## Requirements:
Transcribe the records below exactly as they appear.

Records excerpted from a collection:
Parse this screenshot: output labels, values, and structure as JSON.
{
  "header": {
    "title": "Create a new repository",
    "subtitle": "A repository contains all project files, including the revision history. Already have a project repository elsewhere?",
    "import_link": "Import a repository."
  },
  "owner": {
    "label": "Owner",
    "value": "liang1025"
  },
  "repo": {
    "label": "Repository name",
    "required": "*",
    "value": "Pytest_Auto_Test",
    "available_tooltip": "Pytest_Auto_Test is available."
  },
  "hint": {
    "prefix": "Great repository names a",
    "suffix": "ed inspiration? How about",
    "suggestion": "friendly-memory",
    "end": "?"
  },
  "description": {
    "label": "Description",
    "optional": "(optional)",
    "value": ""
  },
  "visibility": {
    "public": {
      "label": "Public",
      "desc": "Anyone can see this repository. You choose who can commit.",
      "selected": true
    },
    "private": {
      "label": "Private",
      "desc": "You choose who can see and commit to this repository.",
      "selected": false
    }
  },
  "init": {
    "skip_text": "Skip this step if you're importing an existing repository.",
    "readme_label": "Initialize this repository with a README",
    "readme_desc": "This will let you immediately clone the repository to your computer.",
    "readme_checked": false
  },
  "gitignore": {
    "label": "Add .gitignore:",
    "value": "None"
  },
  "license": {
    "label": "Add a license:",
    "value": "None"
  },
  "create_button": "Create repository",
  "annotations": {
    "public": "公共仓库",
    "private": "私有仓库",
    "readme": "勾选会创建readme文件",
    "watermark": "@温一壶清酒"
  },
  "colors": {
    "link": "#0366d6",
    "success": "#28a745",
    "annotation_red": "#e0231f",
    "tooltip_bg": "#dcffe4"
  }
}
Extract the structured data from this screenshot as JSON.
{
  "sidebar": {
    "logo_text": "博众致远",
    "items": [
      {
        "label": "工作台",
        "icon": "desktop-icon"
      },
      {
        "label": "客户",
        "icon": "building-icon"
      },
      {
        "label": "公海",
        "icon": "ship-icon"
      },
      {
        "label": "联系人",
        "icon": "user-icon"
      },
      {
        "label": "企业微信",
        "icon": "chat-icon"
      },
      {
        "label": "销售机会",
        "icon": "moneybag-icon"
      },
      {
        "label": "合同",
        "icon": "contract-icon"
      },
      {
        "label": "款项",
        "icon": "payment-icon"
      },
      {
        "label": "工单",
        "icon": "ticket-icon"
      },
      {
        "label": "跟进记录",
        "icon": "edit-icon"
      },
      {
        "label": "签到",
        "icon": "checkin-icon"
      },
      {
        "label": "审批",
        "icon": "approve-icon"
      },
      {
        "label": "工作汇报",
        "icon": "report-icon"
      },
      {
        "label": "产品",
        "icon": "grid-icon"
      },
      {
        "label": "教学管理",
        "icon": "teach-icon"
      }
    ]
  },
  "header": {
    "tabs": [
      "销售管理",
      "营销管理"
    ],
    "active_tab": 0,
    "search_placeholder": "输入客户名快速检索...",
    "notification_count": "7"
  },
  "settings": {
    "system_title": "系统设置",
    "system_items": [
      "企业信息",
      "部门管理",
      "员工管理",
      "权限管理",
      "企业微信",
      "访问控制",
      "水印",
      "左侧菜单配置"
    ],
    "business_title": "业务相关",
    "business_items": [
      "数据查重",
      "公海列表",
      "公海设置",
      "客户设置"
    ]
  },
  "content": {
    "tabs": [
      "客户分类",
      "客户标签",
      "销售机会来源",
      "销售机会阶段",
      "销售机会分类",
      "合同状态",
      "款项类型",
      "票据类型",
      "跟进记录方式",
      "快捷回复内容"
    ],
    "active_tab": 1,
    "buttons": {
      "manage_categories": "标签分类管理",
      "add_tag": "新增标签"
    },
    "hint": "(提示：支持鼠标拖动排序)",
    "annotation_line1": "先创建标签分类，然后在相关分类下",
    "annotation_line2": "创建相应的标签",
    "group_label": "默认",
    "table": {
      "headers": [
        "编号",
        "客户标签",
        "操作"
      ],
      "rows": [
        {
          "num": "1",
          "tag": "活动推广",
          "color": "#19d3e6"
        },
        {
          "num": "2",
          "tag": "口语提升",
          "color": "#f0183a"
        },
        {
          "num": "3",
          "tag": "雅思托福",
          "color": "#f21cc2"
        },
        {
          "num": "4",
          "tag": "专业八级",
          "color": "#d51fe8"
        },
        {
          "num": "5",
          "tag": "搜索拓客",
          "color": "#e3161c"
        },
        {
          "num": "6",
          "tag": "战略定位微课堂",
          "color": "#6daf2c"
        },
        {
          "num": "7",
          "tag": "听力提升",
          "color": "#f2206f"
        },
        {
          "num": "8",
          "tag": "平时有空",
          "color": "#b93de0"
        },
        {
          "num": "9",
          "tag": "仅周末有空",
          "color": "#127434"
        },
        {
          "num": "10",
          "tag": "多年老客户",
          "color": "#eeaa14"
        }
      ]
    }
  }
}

## Result below:
Parse this screenshot: output labels, values, and structure as JSON.
{
  "header": {
    "title": "Create a new repository",
    "subtitle": "A repository contains all project files, including the revision history. Already have a project repository elsewhere?",
    "import_link": "Import a repository."
  },
  "owner": {
    "label": "Owner",
    "value": "liang1025"
  },
  "repo": {
    "label": "Repository name",
    "required": "*",
    "value": "Pytest_Auto_Test",
    "available_tooltip": "Pytest_Auto_Test is available."
  },
  "hint": {
    "prefix": "Great repository names a",
    "suffix": "ed inspiration? How about",
    "suggestion": "friendly-memory",
    "end": "?"
  },
  "description": {
    "label": "Description",
    "optional": "(optional)",
    "value": ""
  },
  "visibility": {
    "public": {
      "label": "Public",
      "desc": "Anyone can see this repository. You choose who can commit.",
      "selected": true
    },
    "private": {
      "label": "Private",
      "desc": "You choose who can see and commit to this repository.",
      "selected": false
    }
  },
  "init": {
    "skip_text": "Skip this step if you're importing an existing repository.",
    "readme_label": "Initialize this repository with a README",
    "readme_desc": "This will let you immediately clone the repository to your computer.",
    "readme_checked": false
  },
  "gitignore": {
    "label": "Add .gitignore:",
    "value": "None"
  },
  "license": {
    "label": "Add a license:",
    "value": "None"
  },
  "create_button": "Create repository",
  "annotations": {
    "public": "公共仓库",
    "private": "私有仓库",
    "readme": "勾选会创建readme文件",
    "watermark": "@温一壶清酒"
  },
  "colors": {
    "link": "#0366d6",
    "success": "#28a745",
    "annotation_red": "#e0231f",
    "tooltip_bg": "#dcffe4"
  }
}
Extract the structured data from this screenshot as JSON.
{
  "sidebar": {
    "logo_text": "博众致远",
    "items": [
      {
        "label": "工作台",
        "icon": "desktop-icon"
      },
      {
        "label": "客户",
        "icon": "building-icon"
      },
      {
        "label": "公海",
        "icon": "ship-icon"
      },
      {
        "label": "联系人",
        "icon": "user-icon"
      },
      {
        "label": "企业微信",
        "icon": "chat-icon"
      },
      {
        "label": "销售机会",
        "icon": "moneybag-icon"
      },
      {
        "label": "合同",
        "icon": "contract-icon"
      },
      {
        "label": "款项",
        "icon": "payment-icon"
      },
      {
        "label": "工单",
        "icon": "ticket-icon"
      },
      {
        "label": "跟进记录",
        "icon": "edit-icon"
      },
      {
        "label": "签到",
        "icon": "checkin-icon"
      },
      {
        "label": "审批",
        "icon": "approve-icon"
      },
      {
        "label": "工作汇报",
        "icon": "report-icon"
      },
      {
        "label": "产品",
        "icon": "grid-icon"
      },
      {
        "label": "教学管理",
        "icon": "teach-icon"
      }
    ]
  },
  "header": {
    "tabs": [
      "销售管理",
      "营销管理"
    ],
    "active_tab": 0,
    "search_placeholder": "输入客户名快速检索...",
    "notification_count": "7"
  },
  "settings": {
    "system_title": "系统设置",
    "system_items": [
      "企业信息",
      "部门管理",
      "员工管理",
      "权限管理",
      "企业微信",
      "访问控制",
      "水印",
      "左侧菜单配置"
    ],
    "business_title": "业务相关",
    "business_items": [
      "数据查重",
      "公海列表",
      "公海设置",
      "客户设置"
    ]
  },
  "content": {
    "tabs": [
      "客户分类",
      "客户标签",
      "销售机会来源",
      "销售机会阶段",
      "销售机会分类",
      "合同状态",
      "款项类型",
      "票据类型",
      "跟进记录方式",
      "快捷回复内容"
    ],
    "active_tab": 1,
    "buttons": {
      "manage_categories": "标签分类管理",
      "add_tag": "新增标签"
    },
    "hint": "(提示：支持鼠标拖动排序)",
    "annotation_line1": "先创建标签分类，然后在相关分类下",
    "annotation_line2": "创建相应的标签",
    "group_label": "默认",
    "table": {
      "headers": [
        "编号",
        "客户标签",
        "操作"
      ],
      "rows": [
        {
          "num": "1",
          "tag": "活动推广",
          "color": "#19d3e6"
        },
        {
          "num": "2",
          "tag": "口语提升",
          "color": "#f0183a"
        },
        {
          "num": "3",
          "tag": "雅思托福",
          "color": "#f21cc2"
        },
        {
          "num": "4",
          "tag": "专业八级",
          "color": "#d51fe8"
        },
        {
          "num": "5",
          "tag": "搜索拓客",
          "color": "#e3161c"
        },
        {
          "num": "6",
          "tag": "战略定位微课堂",
          "color": "#6daf2c"
        },
        {
          "num": "7",
          "tag": "听力提升",
          "color": "#f2206f"
        },
        {
          "num": "8",
          "tag": "平时有空",
          "color": "#b93de0"
        },
        {
          "num": "9",
          "tag": "仅周末有空",
          "color": "#127434"
        },
        {
          "num": "10",
          "tag": "多年老客户",
          "color": "#eeaa14"
        }
      ]
    }
  }
}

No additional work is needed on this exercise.